#### Rows:
::::

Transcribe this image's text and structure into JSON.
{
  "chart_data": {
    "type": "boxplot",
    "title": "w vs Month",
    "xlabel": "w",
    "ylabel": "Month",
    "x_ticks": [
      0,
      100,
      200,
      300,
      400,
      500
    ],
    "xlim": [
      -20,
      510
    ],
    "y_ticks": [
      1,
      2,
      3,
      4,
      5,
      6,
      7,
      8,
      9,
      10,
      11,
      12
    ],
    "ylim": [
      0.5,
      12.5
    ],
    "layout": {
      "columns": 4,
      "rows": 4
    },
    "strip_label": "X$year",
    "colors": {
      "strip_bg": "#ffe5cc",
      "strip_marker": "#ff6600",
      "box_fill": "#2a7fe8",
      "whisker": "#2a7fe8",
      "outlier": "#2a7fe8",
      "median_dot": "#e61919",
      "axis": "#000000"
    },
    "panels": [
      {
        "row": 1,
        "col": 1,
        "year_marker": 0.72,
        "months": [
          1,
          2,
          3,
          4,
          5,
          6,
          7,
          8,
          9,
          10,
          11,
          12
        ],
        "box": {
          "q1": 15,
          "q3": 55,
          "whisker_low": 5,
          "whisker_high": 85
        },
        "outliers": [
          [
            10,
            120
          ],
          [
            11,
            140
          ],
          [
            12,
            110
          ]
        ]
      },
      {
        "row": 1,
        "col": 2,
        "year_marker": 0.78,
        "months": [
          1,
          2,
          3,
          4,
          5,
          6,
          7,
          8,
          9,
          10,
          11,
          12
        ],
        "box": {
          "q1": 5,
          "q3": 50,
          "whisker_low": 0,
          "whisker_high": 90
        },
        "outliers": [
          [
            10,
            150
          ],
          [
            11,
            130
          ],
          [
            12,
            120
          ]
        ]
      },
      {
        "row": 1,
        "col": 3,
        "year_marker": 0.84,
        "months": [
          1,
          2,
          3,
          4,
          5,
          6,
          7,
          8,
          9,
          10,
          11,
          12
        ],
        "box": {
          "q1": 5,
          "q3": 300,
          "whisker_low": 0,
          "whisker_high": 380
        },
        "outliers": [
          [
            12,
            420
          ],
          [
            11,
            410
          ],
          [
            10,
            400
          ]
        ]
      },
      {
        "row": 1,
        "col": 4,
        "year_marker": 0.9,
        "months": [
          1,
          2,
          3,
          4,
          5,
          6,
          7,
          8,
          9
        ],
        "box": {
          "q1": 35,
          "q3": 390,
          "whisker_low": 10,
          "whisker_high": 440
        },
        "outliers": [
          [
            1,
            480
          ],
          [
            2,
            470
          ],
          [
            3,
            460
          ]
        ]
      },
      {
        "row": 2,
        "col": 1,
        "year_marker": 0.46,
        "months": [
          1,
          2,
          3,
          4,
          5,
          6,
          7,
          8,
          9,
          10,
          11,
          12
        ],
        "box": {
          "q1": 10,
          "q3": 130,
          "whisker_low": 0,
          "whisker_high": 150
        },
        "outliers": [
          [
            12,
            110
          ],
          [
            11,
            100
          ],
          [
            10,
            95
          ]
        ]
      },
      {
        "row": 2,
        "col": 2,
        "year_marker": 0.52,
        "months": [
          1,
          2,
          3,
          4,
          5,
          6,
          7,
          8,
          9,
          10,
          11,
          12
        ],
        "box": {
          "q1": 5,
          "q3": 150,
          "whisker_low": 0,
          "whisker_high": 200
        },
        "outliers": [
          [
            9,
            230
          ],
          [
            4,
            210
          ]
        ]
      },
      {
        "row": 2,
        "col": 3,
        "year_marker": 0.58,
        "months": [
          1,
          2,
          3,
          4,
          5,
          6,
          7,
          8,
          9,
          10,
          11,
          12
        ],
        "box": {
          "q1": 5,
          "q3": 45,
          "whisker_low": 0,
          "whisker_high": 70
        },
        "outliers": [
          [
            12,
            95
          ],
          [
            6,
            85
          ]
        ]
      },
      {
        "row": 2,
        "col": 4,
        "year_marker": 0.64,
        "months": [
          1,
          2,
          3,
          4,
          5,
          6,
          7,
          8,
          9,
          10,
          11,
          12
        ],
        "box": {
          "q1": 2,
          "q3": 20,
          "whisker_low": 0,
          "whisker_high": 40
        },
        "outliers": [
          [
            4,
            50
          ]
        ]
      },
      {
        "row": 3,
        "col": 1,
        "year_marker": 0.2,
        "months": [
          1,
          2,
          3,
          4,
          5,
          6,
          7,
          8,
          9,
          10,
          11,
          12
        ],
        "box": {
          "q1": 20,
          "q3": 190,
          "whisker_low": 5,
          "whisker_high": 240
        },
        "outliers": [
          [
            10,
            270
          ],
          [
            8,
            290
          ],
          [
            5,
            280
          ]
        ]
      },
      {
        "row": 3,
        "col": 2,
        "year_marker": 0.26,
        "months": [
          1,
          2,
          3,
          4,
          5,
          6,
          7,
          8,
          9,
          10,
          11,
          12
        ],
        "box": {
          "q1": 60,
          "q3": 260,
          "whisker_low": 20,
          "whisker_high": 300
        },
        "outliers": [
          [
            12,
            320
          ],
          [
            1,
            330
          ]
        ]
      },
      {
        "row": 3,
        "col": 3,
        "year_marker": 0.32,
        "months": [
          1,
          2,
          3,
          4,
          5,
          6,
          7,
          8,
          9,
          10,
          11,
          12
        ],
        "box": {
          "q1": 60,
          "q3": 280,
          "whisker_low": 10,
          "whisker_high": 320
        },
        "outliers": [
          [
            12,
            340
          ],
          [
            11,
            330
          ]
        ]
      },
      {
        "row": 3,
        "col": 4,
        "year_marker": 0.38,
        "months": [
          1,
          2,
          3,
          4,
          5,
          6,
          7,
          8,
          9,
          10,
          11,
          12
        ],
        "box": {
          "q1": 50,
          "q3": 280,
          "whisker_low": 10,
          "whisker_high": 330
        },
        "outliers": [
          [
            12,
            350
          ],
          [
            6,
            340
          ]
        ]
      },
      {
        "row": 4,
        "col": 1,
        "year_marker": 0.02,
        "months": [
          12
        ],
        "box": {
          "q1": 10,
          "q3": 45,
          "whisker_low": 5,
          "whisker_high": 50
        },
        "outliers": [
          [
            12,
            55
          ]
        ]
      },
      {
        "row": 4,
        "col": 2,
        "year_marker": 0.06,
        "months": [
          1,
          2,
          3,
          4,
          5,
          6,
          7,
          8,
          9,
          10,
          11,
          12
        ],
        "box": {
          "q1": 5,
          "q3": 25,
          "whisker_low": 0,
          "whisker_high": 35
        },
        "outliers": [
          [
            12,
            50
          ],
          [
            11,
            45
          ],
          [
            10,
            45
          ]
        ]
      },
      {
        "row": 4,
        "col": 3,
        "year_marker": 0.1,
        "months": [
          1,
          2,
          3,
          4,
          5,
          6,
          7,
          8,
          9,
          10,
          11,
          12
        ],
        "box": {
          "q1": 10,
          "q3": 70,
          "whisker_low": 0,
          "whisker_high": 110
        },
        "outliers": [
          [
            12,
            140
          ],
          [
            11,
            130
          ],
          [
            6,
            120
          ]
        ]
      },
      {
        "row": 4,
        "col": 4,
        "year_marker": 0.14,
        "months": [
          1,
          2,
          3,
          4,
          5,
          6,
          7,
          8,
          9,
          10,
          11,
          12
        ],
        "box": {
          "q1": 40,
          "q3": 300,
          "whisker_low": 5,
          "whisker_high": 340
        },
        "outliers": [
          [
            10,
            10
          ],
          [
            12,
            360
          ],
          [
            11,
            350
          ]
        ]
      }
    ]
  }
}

::::

Can you restate every record above word for word?

#### Task answer:
Transcribe this image's text and structure into JSON.
{
  "chart_data": {
    "type": "boxplot",
    "title": "w vs Month",
    "xlabel": "w",
    "ylabel": "Month",
    "x_ticks": [
      0,
      100,
      200,
      300,
      400,
      500
    ],
    "xlim": [
      -20,
      510
    ],
    "y_ticks": [
      1,
      2,
      3,
      4,
      5,
      6,
      7,
      8,
      9,
      10,
      11,
      12
    ],
    "ylim": [
      0.5,
      12.5
    ],
    "layout": {
      "columns": 4,
      "rows": 4
    },
    "strip_label": "X$year",
    "colors": {
      "strip_bg": "#ffe5cc",
      "strip_marker": "#ff6600",
      "box_fill": "#2a7fe8",
      "whisker": "#2a7fe8",
      "outlier": "#2a7fe8",
      "median_dot": "#e61919",
      "axis": "#000000"
    },
    "panels": [
      {
        "row": 1,
        "col": 1,
        "year_marker": 0.72,
        "months": [
          1,
          2,
          3,
          4,
          5,
          6,
          7,
          8,
          9,
          10,
          11,
          12
        ],
        "box": {
          "q1": 15,
          "q3": 55,
          "whisker_low": 5,
          "whisker_high": 85
        },
        "outliers": [
          [
            10,
            120
          ],
          [
            11,
            140
          ],
          [
            12,
            110
          ]
        ]
      },
      {
        "row": 1,
        "col": 2,
        "year_marker": 0.78,
        "months": [
          1,
          2,
          3,
          4,
          5,
          6,
          7,
          8,
          9,
          10,
          11,
          12
        ],
        "box": {
          "q1": 5,
          "q3": 50,
          "whisker_low": 0,
          "whisker_high": 90
        },
        "outliers": [
          [
            10,
            150
          ],
          [
            11,
            130
          ],
          [
            12,
            120
          ]
        ]
      },
      {
        "row": 1,
        "col": 3,
        "year_marker": 0.84,
        "months": [
          1,
          2,
          3,
          4,
          5,
          6,
          7,
          8,
          9,
          10,
          11,
          12
        ],
        "box": {
          "q1": 5,
          "q3": 300,
          "whisker_low": 0,
          "whisker_high": 380
        },
        "outliers": [
          [
            12,
            420
          ],
          [
            11,
            410
          ],
          [
            10,
            400
          ]
        ]
      },
      {
        "row": 1,
        "col": 4,
        "year_marker": 0.9,
        "months": [
          1,
          2,
          3,
          4,
          5,
          6,
          7,
          8,
          9
        ],
        "box": {
          "q1": 35,
          "q3": 390,
          "whisker_low": 10,
          "whisker_high": 440
        },
        "outliers": [
          [
            1,
            480
          ],
          [
            2,
            470
          ],
          [
            3,
            460
          ]
        ]
      },
      {
        "row": 2,
        "col": 1,
        "year_marker": 0.46,
        "months": [
          1,
          2,
          3,
          4,
          5,
          6,
          7,
          8,
          9,
          10,
          11,
          12
        ],
        "box": {
          "q1": 10,
          "q3": 130,
          "whisker_low": 0,
          "whisker_high": 150
        },
        "outliers": [
          [
            12,
            110
          ],
          [
            11,
            100
          ],
          [
            10,
            95
          ]
        ]
      },
      {
        "row": 2,
        "col": 2,
        "year_marker": 0.52,
        "months": [
          1,
          2,
          3,
          4,
          5,
          6,
          7,
          8,
          9,
          10,
          11,
          12
        ],
        "box": {
          "q1": 5,
          "q3": 150,
          "whisker_low": 0,
          "whisker_high": 200
        },
        "outliers": [
          [
            9,
            230
          ],
          [
            4,
            210
          ]
        ]
      },
      {
        "row": 2,
        "col": 3,
        "year_marker": 0.58,
        "months": [
          1,
          2,
          3,
          4,
          5,
          6,
          7,
          8,
          9,
          10,
          11,
          12
        ],
        "box": {
          "q1": 5,
          "q3": 45,
          "whisker_low": 0,
          "whisker_high": 70
        },
        "outliers": [
          [
            12,
            95
          ],
          [
            6,
            85
          ]
        ]
      },
      {
        "row": 2,
        "col": 4,
        "year_marker": 0.64,
        "months": [
          1,
          2,
          3,
          4,
          5,
          6,
          7,
          8,
          9,
          10,
          11,
          12
        ],
        "box": {
          "q1": 2,
          "q3": 20,
          "whisker_low": 0,
          "whisker_high": 40
        },
        "outliers": [
          [
            4,
            50
          ]
        ]
      },
      {
        "row": 3,
        "col": 1,
        "year_marker": 0.2,
        "months": [
          1,
          2,
          3,
          4,
          5,
          6,
          7,
          8,
          9,
          10,
          11,
          12
        ],
        "box": {
          "q1": 20,
          "q3": 190,
          "whisker_low": 5,
          "whisker_high": 240
        },
        "outliers": [
          [
            10,
            270
          ],
          [
            8,
            290
          ],
          [
            5,
            280
          ]
        ]
      },
      {
        "row": 3,
        "col": 2,
        "year_marker": 0.26,
        "months": [
          1,
          2,
          3,
          4,
          5,
          6,
          7,
          8,
          9,
          10,
          11,
          12
        ],
        "box": {
          "q1": 60,
          "q3": 260,
          "whisker_low": 20,
          "whisker_high": 300
        },
        "outliers": [
          [
            12,
            320
          ],
          [
            1,
            330
          ]
        ]
      },
      {
        "row": 3,
        "col": 3,
        "year_marker": 0.32,
        "months": [
          1,
          2,
          3,
          4,
          5,
          6,
          7,
          8,
          9,
          10,
          11,
          12
        ],
        "box": {
          "q1": 60,
          "q3": 280,
          "whisker_low": 10,
          "whisker_high": 320
        },
        "outliers": [
          [
            12,
            340
          ],
          [
            11,
            330
          ]
        ]
      },
      {
        "row": 3,
        "col": 4,
        "year_marker": 0.38,
        "months": [
          1,
          2,
          3,
          4,
          5,
          6,
          7,
          8,
          9,
          10,
          11,
          12
        ],
        "box": {
          "q1": 50,
          "q3": 280,
          "whisker_low": 10,
          "whisker_high": 330
        },
        "outliers": [
          [
            12,
            350
          ],
          [
            6,
            340
          ]
        ]
      },
      {
        "row": 4,
        "col": 1,
        "year_marker": 0.02,
        "months": [
          12
        ],
        "box": {
          "q1": 10,
          "q3": 45,
          "whisker_low": 5,
          "whisker_high": 50
        },
        "outliers": [
          [
            12,
            55
          ]
        ]
      },
      {
        "row": 4,
        "col": 2,
        "year_marker": 0.06,
        "months": [
          1,
          2,
          3,
          4,
          5,
          6,
          7,
          8,
          9,
          10,
          11,
          12
        ],
        "box": {
          "q1": 5,
          "q3": 25,
          "whisker_low": 0,
          "whisker_high": 35
        },
        "outliers": [
          [
            12,
            50
          ],
          [
            11,
            45
          ],
          [
            10,
            45
          ]
        ]
      },
      {
        "row": 4,
        "col": 3,
        "year_marker": 0.1,
        "months": [
          1,
          2,
          3,
          4,
          5,
          6,
          7,
          8,
          9,
          10,
          11,
          12
        ],
        "box": {
          "q1": 10,
          "q3": 70,
          "whisker_low": 0,
          "whisker_high": 110
        },
        "outliers": [
          [
            12,
            140
          ],
          [
            11,
            130
          ],
          [
            6,
            120
          ]
        ]
      },
      {
        "row": 4,
        "col": 4,
        "year_marker": 0.14,
        "months": [
          1,
          2,
          3,
          4,
          5,
          6,
          7,
          8,
          9,
          10,
          11,
          12
        ],
        "box": {
          "q1": 40,
          "q3": 300,
          "whisker_low": 5,
          "whisker_high": 340
        },
        "outliers": [
          [
            10,
            10
          ],
          [
            12,
            360
          ],
          [
            11,
            350
          ]
        ]
      }
    ]
  }
}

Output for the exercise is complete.